◆ **Given exercise**: Without the pictures, give the entries below again exactly as written.

◆ **Material provided**:
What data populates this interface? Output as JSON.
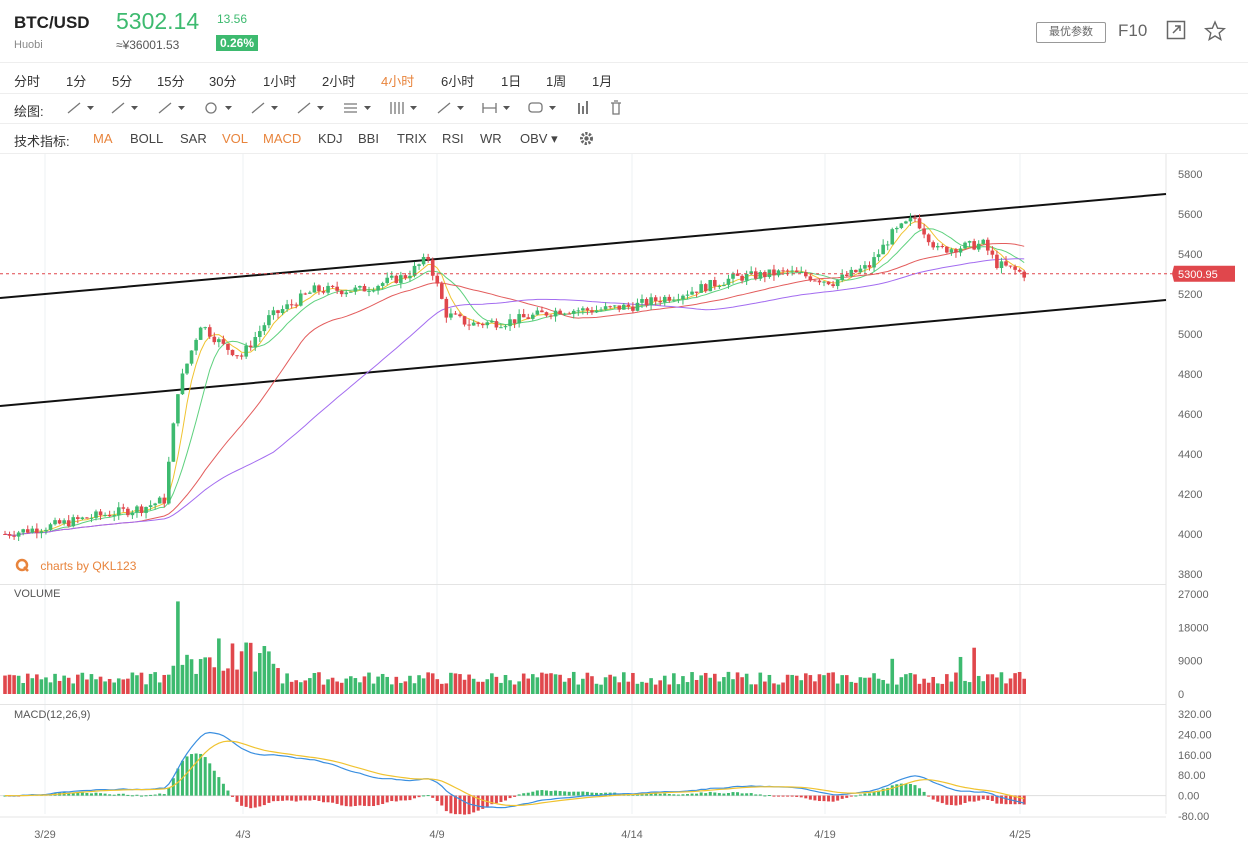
{
  "header": {
    "symbol": "BTC/USD",
    "exchange": "Huobi",
    "price": "5302.14",
    "cny": "≈¥36001.53",
    "change": "13.56",
    "change_pct": "0.26%",
    "params_label": "最优参数",
    "f10_label": "F10"
  },
  "periods": [
    {
      "label": "分时"
    },
    {
      "label": "1分"
    },
    {
      "label": "5分"
    },
    {
      "label": "15分"
    },
    {
      "label": "30分"
    },
    {
      "label": "1小时"
    },
    {
      "label": "2小时"
    },
    {
      "label": "4小时",
      "active": true
    },
    {
      "label": "6小时"
    },
    {
      "label": "1日"
    },
    {
      "label": "1周"
    },
    {
      "label": "1月"
    }
  ],
  "draw_tools": {
    "label": "绘图:",
    "tools": [
      "line-tool-icon",
      "ray-tool-icon",
      "channel-tool-icon",
      "circle-tool-icon",
      "polyline-tool-icon",
      "pattern-tool-icon",
      "fib-tool-icon",
      "gann-tool-icon",
      "arrow-tool-icon",
      "measure-tool-icon",
      "comment-tool-icon",
      "bars-tool-icon",
      "trash-icon"
    ]
  },
  "indicators": {
    "label": "技术指标:",
    "items": [
      {
        "label": "MA",
        "active": true
      },
      {
        "label": "BOLL"
      },
      {
        "label": "SAR"
      },
      {
        "label": "VOL",
        "active": true
      },
      {
        "label": "MACD",
        "active": true
      },
      {
        "label": "KDJ"
      },
      {
        "label": "BBI"
      },
      {
        "label": "TRIX"
      },
      {
        "label": "RSI"
      },
      {
        "label": "WR"
      },
      {
        "label": "OBV ▾"
      }
    ]
  },
  "colors": {
    "up": "#3dba6f",
    "down": "#e0474c",
    "accent": "#e8843c",
    "ma1": "#f0c330",
    "ma2": "#5ed17e",
    "ma3": "#e35d5d",
    "ma4": "#a36cf0",
    "dif": "#3a8fe0",
    "dea": "#f0c330"
  },
  "watermark": "charts by QKL123",
  "chart_data": {
    "type": "candlestick",
    "price_axis": {
      "ticks": [
        5800,
        5600,
        5400,
        5200,
        5000,
        4800,
        4600,
        4400,
        4200,
        4000,
        3800
      ],
      "range": [
        3800,
        5800
      ]
    },
    "last_price_label": "5300.95",
    "x_labels": [
      "3/29",
      "4/3",
      "4/9",
      "4/14",
      "4/19",
      "4/25"
    ],
    "anchors": [
      [
        0,
        4000
      ],
      [
        10,
        4040
      ],
      [
        20,
        4090
      ],
      [
        30,
        4130
      ],
      [
        35,
        4170
      ],
      [
        38,
        4720
      ],
      [
        43,
        5050
      ],
      [
        48,
        4940
      ],
      [
        52,
        4890
      ],
      [
        58,
        5080
      ],
      [
        68,
        5220
      ],
      [
        78,
        5220
      ],
      [
        88,
        5290
      ],
      [
        93,
        5380
      ],
      [
        97,
        5100
      ],
      [
        102,
        5050
      ],
      [
        110,
        5060
      ],
      [
        122,
        5120
      ],
      [
        130,
        5120
      ],
      [
        138,
        5140
      ],
      [
        150,
        5210
      ],
      [
        160,
        5280
      ],
      [
        172,
        5310
      ],
      [
        182,
        5260
      ],
      [
        190,
        5340
      ],
      [
        195,
        5500
      ],
      [
        200,
        5580
      ],
      [
        205,
        5420
      ],
      [
        215,
        5450
      ],
      [
        218,
        5350
      ],
      [
        224,
        5300
      ]
    ],
    "channel": {
      "upper": [
        "5180 at start",
        "5700 at end"
      ],
      "lower": [
        "4640 at start",
        "5170 at end"
      ]
    },
    "volume": {
      "title": "VOLUME",
      "ticks": [
        27000,
        18000,
        9000,
        0
      ]
    },
    "macd": {
      "title": "MACD(12,26,9)",
      "ticks": [
        "320.00",
        "240.00",
        "160.00",
        "80.00",
        "0.00",
        "-80.00"
      ]
    }
  }
}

◆ **Correct answer**:
What data populates this interface? Output as JSON.
{
  "header": {
    "symbol": "BTC/USD",
    "exchange": "Huobi",
    "price": "5302.14",
    "cny": "≈¥36001.53",
    "change": "13.56",
    "change_pct": "0.26%",
    "params_label": "最优参数",
    "f10_label": "F10"
  },
  "periods": [
    {
      "label": "分时"
    },
    {
      "label": "1分"
    },
    {
      "label": "5分"
    },
    {
      "label": "15分"
    },
    {
      "label": "30分"
    },
    {
      "label": "1小时"
    },
    {
      "label": "2小时"
    },
    {
      "label": "4小时",
      "active": true
    },
    {
      "label": "6小时"
    },
    {
      "label": "1日"
    },
    {
      "label": "1周"
    },
    {
      "label": "1月"
    }
  ],
  "draw_tools": {
    "label": "绘图:",
    "tools": [
      "line-tool-icon",
      "ray-tool-icon",
      "channel-tool-icon",
      "circle-tool-icon",
      "polyline-tool-icon",
      "pattern-tool-icon",
      "fib-tool-icon",
      "gann-tool-icon",
      "arrow-tool-icon",
      "measure-tool-icon",
      "comment-tool-icon",
      "bars-tool-icon",
      "trash-icon"
    ]
  },
  "indicators": {
    "label": "技术指标:",
    "items": [
      {
        "label": "MA",
        "active": true
      },
      {
        "label": "BOLL"
      },
      {
        "label": "SAR"
      },
      {
        "label": "VOL",
        "active": true
      },
      {
        "label": "MACD",
        "active": true
      },
      {
        "label": "KDJ"
      },
      {
        "label": "BBI"
      },
      {
        "label": "TRIX"
      },
      {
        "label": "RSI"
      },
      {
        "label": "WR"
      },
      {
        "label": "OBV ▾"
      }
    ]
  },
  "colors": {
    "up": "#3dba6f",
    "down": "#e0474c",
    "accent": "#e8843c",
    "ma1": "#f0c330",
    "ma2": "#5ed17e",
    "ma3": "#e35d5d",
    "ma4": "#a36cf0",
    "dif": "#3a8fe0",
    "dea": "#f0c330"
  },
  "watermark": "charts by QKL123",
  "chart_data": {
    "type": "candlestick",
    "price_axis": {
      "ticks": [
        5800,
        5600,
        5400,
        5200,
        5000,
        4800,
        4600,
        4400,
        4200,
        4000,
        3800
      ],
      "range": [
        3800,
        5800
      ]
    },
    "last_price_label": "5300.95",
    "x_labels": [
      "3/29",
      "4/3",
      "4/9",
      "4/14",
      "4/19",
      "4/25"
    ],
    "anchors": [
      [
        0,
        4000
      ],
      [
        10,
        4040
      ],
      [
        20,
        4090
      ],
      [
        30,
        4130
      ],
      [
        35,
        4170
      ],
      [
        38,
        4720
      ],
      [
        43,
        5050
      ],
      [
        48,
        4940
      ],
      [
        52,
        4890
      ],
      [
        58,
        5080
      ],
      [
        68,
        5220
      ],
      [
        78,
        5220
      ],
      [
        88,
        5290
      ],
      [
        93,
        5380
      ],
      [
        97,
        5100
      ],
      [
        102,
        5050
      ],
      [
        110,
        5060
      ],
      [
        122,
        5120
      ],
      [
        130,
        5120
      ],
      [
        138,
        5140
      ],
      [
        150,
        5210
      ],
      [
        160,
        5280
      ],
      [
        172,
        5310
      ],
      [
        182,
        5260
      ],
      [
        190,
        5340
      ],
      [
        195,
        5500
      ],
      [
        200,
        5580
      ],
      [
        205,
        5420
      ],
      [
        215,
        5450
      ],
      [
        218,
        5350
      ],
      [
        224,
        5300
      ]
    ],
    "channel": {
      "upper": [
        "5180 at start",
        "5700 at end"
      ],
      "lower": [
        "4640 at start",
        "5170 at end"
      ]
    },
    "volume": {
      "title": "VOLUME",
      "ticks": [
        27000,
        18000,
        9000,
        0
      ]
    },
    "macd": {
      "title": "MACD(12,26,9)",
      "ticks": [
        "320.00",
        "240.00",
        "160.00",
        "80.00",
        "0.00",
        "-80.00"
      ]
    }
  }
}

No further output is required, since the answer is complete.